#### WORK INSTRUCTIONS:
Below is some material; transcribe all of it exactly.

#### Extracted data entries:
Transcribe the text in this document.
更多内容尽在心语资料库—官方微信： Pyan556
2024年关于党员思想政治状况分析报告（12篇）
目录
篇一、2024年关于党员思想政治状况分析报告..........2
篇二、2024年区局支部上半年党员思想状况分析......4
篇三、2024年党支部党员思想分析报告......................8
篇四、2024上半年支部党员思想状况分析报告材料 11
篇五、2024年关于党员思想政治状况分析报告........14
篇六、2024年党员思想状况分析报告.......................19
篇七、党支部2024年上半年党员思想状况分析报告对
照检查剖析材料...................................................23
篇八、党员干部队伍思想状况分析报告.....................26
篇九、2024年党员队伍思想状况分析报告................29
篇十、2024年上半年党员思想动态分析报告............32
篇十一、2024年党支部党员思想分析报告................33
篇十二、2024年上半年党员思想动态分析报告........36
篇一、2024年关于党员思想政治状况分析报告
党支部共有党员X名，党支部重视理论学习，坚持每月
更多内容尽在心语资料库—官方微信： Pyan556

#### IN RESPONSE:
Transcribe the text in this document.
更多内容尽在心语资料库—官方微信： Pyan556
2024年关于党员思想政治状况分析报告（12篇）
目录
篇一、2024年关于党员思想政治状况分析报告..........2
篇二、2024年区局支部上半年党员思想状况分析......4
篇三、2024年党支部党员思想分析报告......................8
篇四、2024上半年支部党员思想状况分析报告材料 11
篇五、2024年关于党员思想政治状况分析报告........14
篇六、2024年党员思想状况分析报告.......................19
篇七、党支部2024年上半年党员思想状况分析报告对
照检查剖析材料...................................................23
篇八、党员干部队伍思想状况分析报告.....................26
篇九、2024年党员队伍思想状况分析报告................29
篇十、2024年上半年党员思想动态分析报告............32
篇十一、2024年党支部党员思想分析报告................33
篇十二、2024年上半年党员思想动态分析报告........36
篇一、2024年关于党员思想政治状况分析报告
党支部共有党员X名，党支部重视理论学习，坚持每月
更多内容尽在心语资料库—官方微信： Pyan556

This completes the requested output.